TO DO: Copy out all the lines exactly. Omit pictures.

GIVEN DATA:
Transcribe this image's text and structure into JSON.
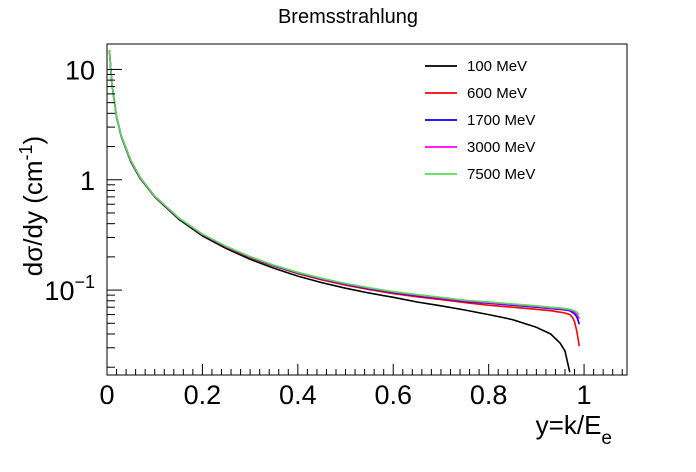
{
  "chart_data": {
    "type": "line",
    "title": "Bremsstrahlung",
    "xlabel": {
      "main": "y=k/E",
      "sub": "e"
    },
    "ylabel": {
      "pre": "dσ/dy (cm",
      "sup": "-1",
      "post": ")"
    },
    "xlim": [
      0,
      1.09
    ],
    "ylim": [
      0.017,
      17
    ],
    "yscale": "log",
    "x_ticks": [
      0,
      0.2,
      0.4,
      0.6,
      0.8,
      1
    ],
    "x_tick_labels": [
      "0",
      "0.2",
      "0.4",
      "0.6",
      "0.8",
      "1"
    ],
    "y_ticks": [
      {
        "value": 10,
        "label": "10"
      },
      {
        "value": 1,
        "label": "1"
      },
      {
        "value": 0.1,
        "base": "10",
        "exp": "−1"
      }
    ],
    "grid": false,
    "legend_position": "top-right",
    "x": [
      0.005,
      0.01,
      0.02,
      0.03,
      0.05,
      0.07,
      0.1,
      0.15,
      0.2,
      0.25,
      0.3,
      0.35,
      0.4,
      0.45,
      0.5,
      0.55,
      0.6,
      0.65,
      0.7,
      0.75,
      0.8,
      0.85,
      0.9,
      0.93,
      0.95,
      0.96,
      0.97,
      0.975,
      0.98,
      0.985,
      0.99
    ],
    "series": [
      {
        "name": "100 MeV",
        "color": "#000000",
        "values": [
          15.0,
          7.5,
          3.7,
          2.45,
          1.45,
          1.02,
          0.7,
          0.44,
          0.31,
          0.238,
          0.19,
          0.158,
          0.134,
          0.117,
          0.104,
          0.094,
          0.086,
          0.078,
          0.072,
          0.066,
          0.06,
          0.054,
          0.046,
          0.04,
          0.033,
          0.028,
          0.018,
          null,
          null,
          null,
          null
        ]
      },
      {
        "name": "600 MeV",
        "color": "#ff0000",
        "values": [
          15.0,
          7.6,
          3.75,
          2.5,
          1.48,
          1.04,
          0.71,
          0.45,
          0.318,
          0.245,
          0.197,
          0.165,
          0.141,
          0.124,
          0.111,
          0.101,
          0.093,
          0.087,
          0.082,
          0.077,
          0.073,
          0.07,
          0.067,
          0.065,
          0.063,
          0.062,
          0.06,
          0.057,
          0.052,
          0.042,
          0.031
        ]
      },
      {
        "name": "1700 MeV",
        "color": "#0000ff",
        "values": [
          15.0,
          7.6,
          3.76,
          2.5,
          1.49,
          1.04,
          0.71,
          0.45,
          0.32,
          0.247,
          0.199,
          0.166,
          0.143,
          0.126,
          0.113,
          0.103,
          0.095,
          0.089,
          0.084,
          0.079,
          0.076,
          0.073,
          0.07,
          0.068,
          0.067,
          0.066,
          0.065,
          0.063,
          0.061,
          0.057,
          0.049
        ]
      },
      {
        "name": "3000 MeV",
        "color": "#ff00ff",
        "values": [
          15.0,
          7.6,
          3.76,
          2.5,
          1.49,
          1.04,
          0.71,
          0.451,
          0.321,
          0.248,
          0.2,
          0.167,
          0.144,
          0.127,
          0.114,
          0.104,
          0.096,
          0.09,
          0.085,
          0.08,
          0.077,
          0.074,
          0.071,
          0.069,
          0.068,
          0.067,
          0.066,
          0.065,
          0.063,
          0.06,
          0.055
        ]
      },
      {
        "name": "7500 MeV",
        "color": "#55dd55",
        "values": [
          15.0,
          7.6,
          3.76,
          2.5,
          1.49,
          1.04,
          0.71,
          0.452,
          0.322,
          0.249,
          0.201,
          0.168,
          0.145,
          0.128,
          0.115,
          0.105,
          0.097,
          0.091,
          0.086,
          0.081,
          0.078,
          0.075,
          0.072,
          0.07,
          0.069,
          0.068,
          0.067,
          0.066,
          0.065,
          0.063,
          0.06
        ]
      }
    ]
  }
}
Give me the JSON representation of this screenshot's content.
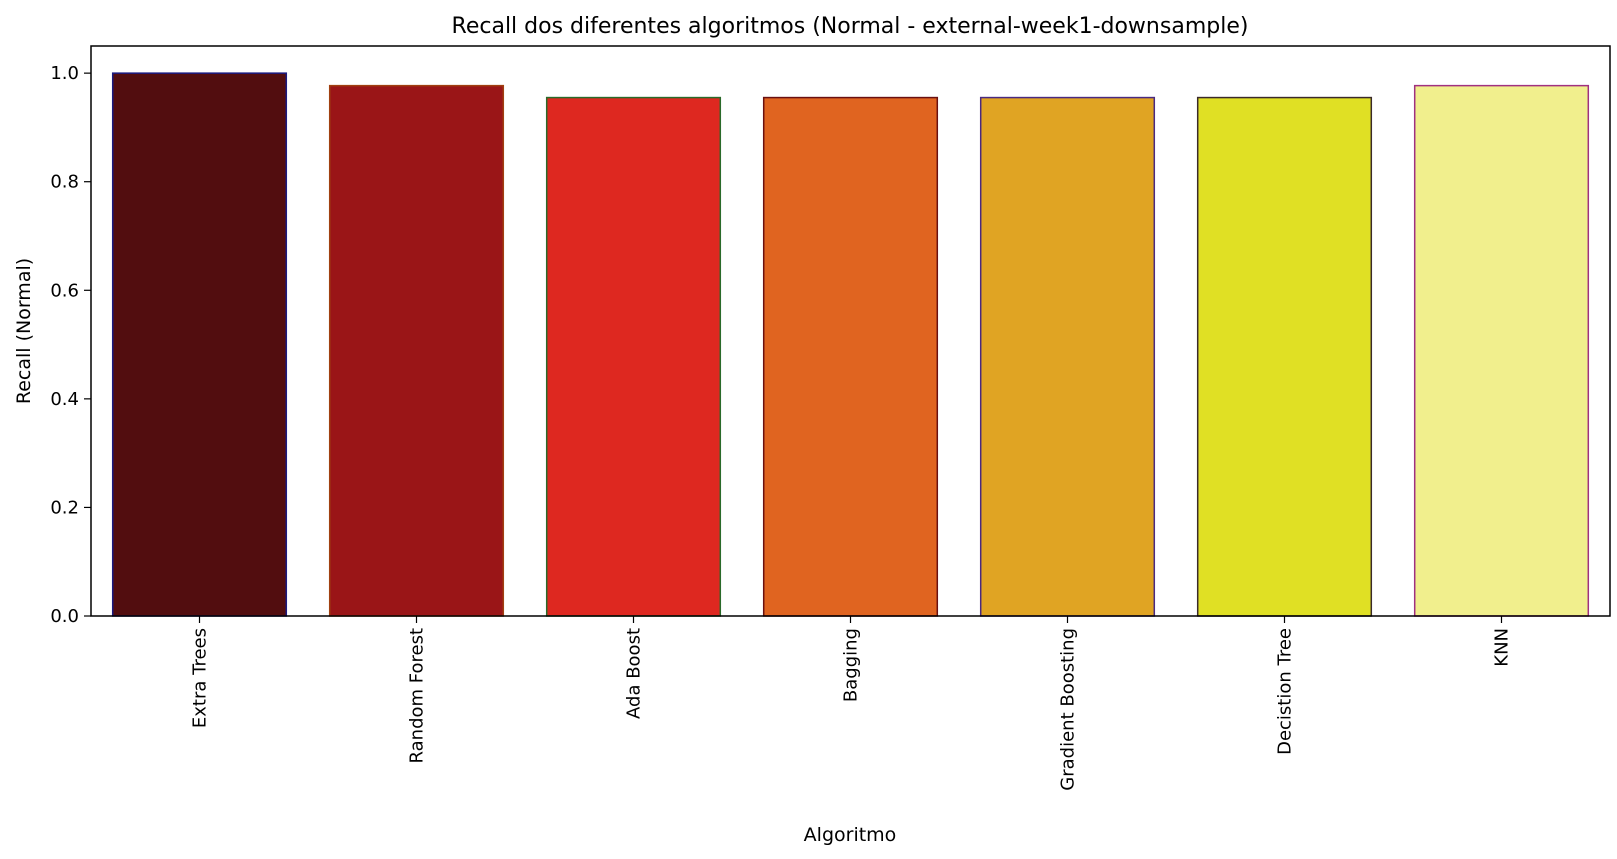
{
  "chart_data": {
    "type": "bar",
    "title": "Recall dos diferentes algoritmos (Normal - external-week1-downsample)",
    "xlabel": "Algoritmo",
    "ylabel": "Recall (Normal)",
    "ylim": [
      0,
      1.05
    ],
    "yticks": [
      0.0,
      0.2,
      0.4,
      0.6,
      0.8,
      1.0
    ],
    "ytick_labels": [
      "0.0",
      "0.2",
      "0.4",
      "0.6",
      "0.8",
      "1.0"
    ],
    "grid": false,
    "legend": "none",
    "categories": [
      "Extra Trees",
      "Random Forest",
      "Ada Boost",
      "Bagging",
      "Gradient Boosting",
      "Decistion Tree",
      "KNN"
    ],
    "values": [
      1.0,
      0.977,
      0.955,
      0.955,
      0.955,
      0.955,
      0.977
    ],
    "bar_colors": [
      "#520d0f",
      "#9a1517",
      "#de2820",
      "#e06420",
      "#e0a423",
      "#e0e024",
      "#f1ef8d"
    ],
    "edge_colors": [
      "#1a1a80",
      "#a04010",
      "#2a6a2a",
      "#6a1010",
      "#4a2a80",
      "#3a2a2a",
      "#a03080"
    ]
  }
}
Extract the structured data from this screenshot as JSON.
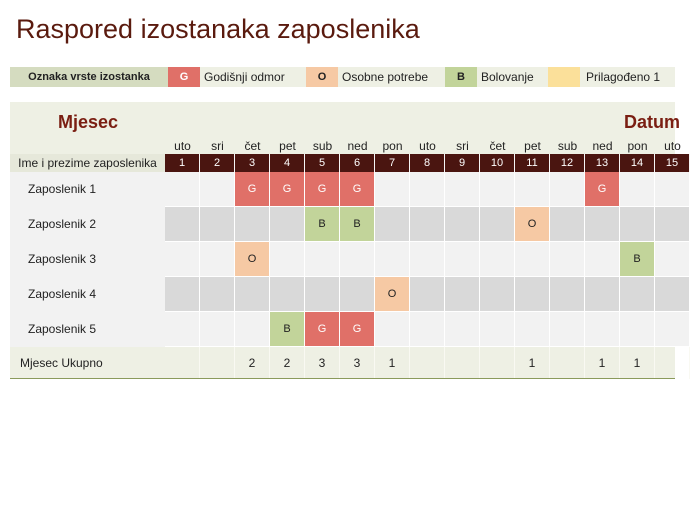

WRITTEN SOLUTION:
Transcribe this image's text and structure into JSON.
{
  "chart_data": {
    "type": "line",
    "title": "Bremsstrahlung",
    "xlabel": {
      "main": "y=k/E",
      "sub": "e"
    },
    "ylabel": {
      "pre": "dσ/dy (cm",
      "sup": "-1",
      "post": ")"
    },
    "xlim": [
      0,
      1.09
    ],
    "ylim": [
      0.017,
      17
    ],
    "yscale": "log",
    "x_ticks": [
      0,
      0.2,
      0.4,
      0.6,
      0.8,
      1
    ],
    "x_tick_labels": [
      "0",
      "0.2",
      "0.4",
      "0.6",
      "0.8",
      "1"
    ],
    "y_ticks": [
      {
        "value": 10,
        "label": "10"
      },
      {
        "value": 1,
        "label": "1"
      },
      {
        "value": 0.1,
        "base": "10",
        "exp": "−1"
      }
    ],
    "grid": false,
    "legend_position": "top-right",
    "x": [
      0.005,
      0.01,
      0.02,
      0.03,
      0.05,
      0.07,
      0.1,
      0.15,
      0.2,
      0.25,
      0.3,
      0.35,
      0.4,
      0.45,
      0.5,
      0.55,
      0.6,
      0.65,
      0.7,
      0.75,
      0.8,
      0.85,
      0.9,
      0.93,
      0.95,
      0.96,
      0.97,
      0.975,
      0.98,
      0.985,
      0.99
    ],
    "series": [
      {
        "name": "100 MeV",
        "color": "#000000",
        "values": [
          15.0,
          7.5,
          3.7,
          2.45,
          1.45,
          1.02,
          0.7,
          0.44,
          0.31,
          0.238,
          0.19,
          0.158,
          0.134,
          0.117,
          0.104,
          0.094,
          0.086,
          0.078,
          0.072,
          0.066,
          0.06,
          0.054,
          0.046,
          0.04,
          0.033,
          0.028,
          0.018,
          null,
          null,
          null,
          null
        ]
      },
      {
        "name": "600 MeV",
        "color": "#ff0000",
        "values": [
          15.0,
          7.6,
          3.75,
          2.5,
          1.48,
          1.04,
          0.71,
          0.45,
          0.318,
          0.245,
          0.197,
          0.165,
          0.141,
          0.124,
          0.111,
          0.101,
          0.093,
          0.087,
          0.082,
          0.077,
          0.073,
          0.07,
          0.067,
          0.065,
          0.063,
          0.062,
          0.06,
          0.057,
          0.052,
          0.042,
          0.031
        ]
      },
      {
        "name": "1700 MeV",
        "color": "#0000ff",
        "values": [
          15.0,
          7.6,
          3.76,
          2.5,
          1.49,
          1.04,
          0.71,
          0.45,
          0.32,
          0.247,
          0.199,
          0.166,
          0.143,
          0.126,
          0.113,
          0.103,
          0.095,
          0.089,
          0.084,
          0.079,
          0.076,
          0.073,
          0.07,
          0.068,
          0.067,
          0.066,
          0.065,
          0.063,
          0.061,
          0.057,
          0.049
        ]
      },
      {
        "name": "3000 MeV",
        "color": "#ff00ff",
        "values": [
          15.0,
          7.6,
          3.76,
          2.5,
          1.49,
          1.04,
          0.71,
          0.451,
          0.321,
          0.248,
          0.2,
          0.167,
          0.144,
          0.127,
          0.114,
          0.104,
          0.096,
          0.09,
          0.085,
          0.08,
          0.077,
          0.074,
          0.071,
          0.069,
          0.068,
          0.067,
          0.066,
          0.065,
          0.063,
          0.06,
          0.055
        ]
      },
      {
        "name": "7500 MeV",
        "color": "#55dd55",
        "values": [
          15.0,
          7.6,
          3.76,
          2.5,
          1.49,
          1.04,
          0.71,
          0.452,
          0.322,
          0.249,
          0.201,
          0.168,
          0.145,
          0.128,
          0.115,
          0.105,
          0.097,
          0.091,
          0.086,
          0.081,
          0.078,
          0.075,
          0.072,
          0.07,
          0.069,
          0.068,
          0.067,
          0.066,
          0.065,
          0.063,
          0.06
        ]
      }
    ]
  }
}
Give me the JSON representation of this screenshot's content.
{
  "chart_data": {
    "type": "bar",
    "title": "Recall dos diferentes algoritmos (Normal - external-week1-downsample)",
    "xlabel": "Algoritmo",
    "ylabel": "Recall (Normal)",
    "ylim": [
      0,
      1.05
    ],
    "yticks": [
      0.0,
      0.2,
      0.4,
      0.6,
      0.8,
      1.0
    ],
    "ytick_labels": [
      "0.0",
      "0.2",
      "0.4",
      "0.6",
      "0.8",
      "1.0"
    ],
    "grid": false,
    "legend": "none",
    "categories": [
      "Extra Trees",
      "Random Forest",
      "Ada Boost",
      "Bagging",
      "Gradient Boosting",
      "Decistion Tree",
      "KNN"
    ],
    "values": [
      1.0,
      0.977,
      0.955,
      0.955,
      0.955,
      0.955,
      0.977
    ],
    "bar_colors": [
      "#520d0f",
      "#9a1517",
      "#de2820",
      "#e06420",
      "#e0a423",
      "#e0e024",
      "#f1ef8d"
    ],
    "edge_colors": [
      "#1a1a80",
      "#a04010",
      "#2a6a2a",
      "#6a1010",
      "#4a2a80",
      "#3a2a2a",
      "#a03080"
    ]
  }
}
Extract the structured data from this screenshot as JSON.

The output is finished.